WRITTEN PROBLEM → Rewrite the entries below, changing every "colorbar" to "color-scale" and leaving everything else the same. Leave out the pictures.

PROVIDED DATA →
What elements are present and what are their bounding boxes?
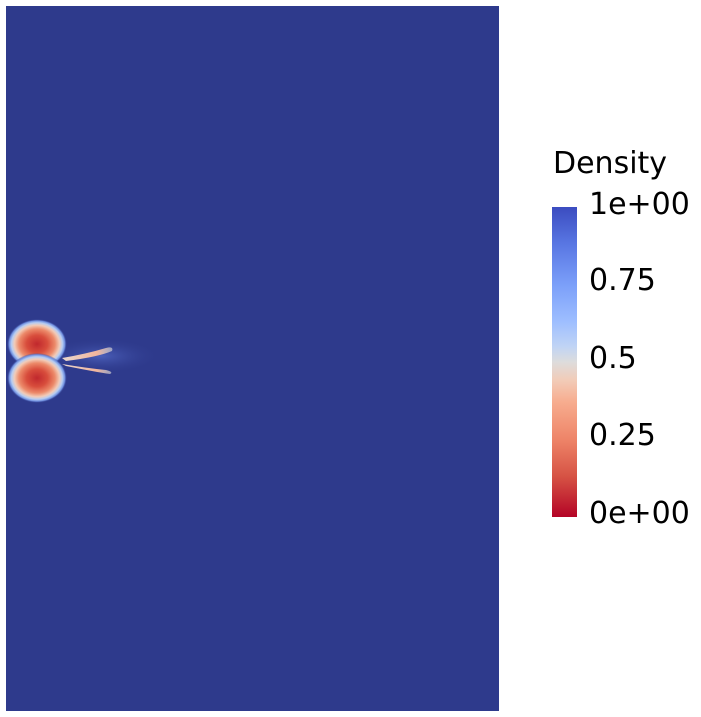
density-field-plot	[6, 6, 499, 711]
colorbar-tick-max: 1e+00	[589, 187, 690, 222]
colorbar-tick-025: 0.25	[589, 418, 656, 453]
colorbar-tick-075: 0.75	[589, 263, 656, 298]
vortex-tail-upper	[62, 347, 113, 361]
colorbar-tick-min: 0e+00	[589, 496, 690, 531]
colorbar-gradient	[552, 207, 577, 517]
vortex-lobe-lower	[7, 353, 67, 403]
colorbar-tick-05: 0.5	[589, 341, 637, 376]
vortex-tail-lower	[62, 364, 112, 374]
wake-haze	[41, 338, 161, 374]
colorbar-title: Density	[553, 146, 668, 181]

CORRECT ANSWER →
What elements are present and what are their bounding boxes?
density-field-plot	[6, 6, 499, 711]
color-scale-tick-max: 1e+00	[589, 187, 690, 222]
color-scale-tick-025: 0.25	[589, 418, 656, 453]
color-scale-tick-075: 0.75	[589, 263, 656, 298]
vortex-tail-upper	[62, 347, 113, 361]
color-scale-tick-min: 0e+00	[589, 496, 690, 531]
color-scale-gradient	[552, 207, 577, 517]
vortex-lobe-lower	[7, 353, 67, 403]
color-scale-tick-05: 0.5	[589, 341, 637, 376]
vortex-tail-lower	[62, 364, 112, 374]
wake-haze	[41, 338, 161, 374]
color-scale-title: Density	[553, 146, 668, 181]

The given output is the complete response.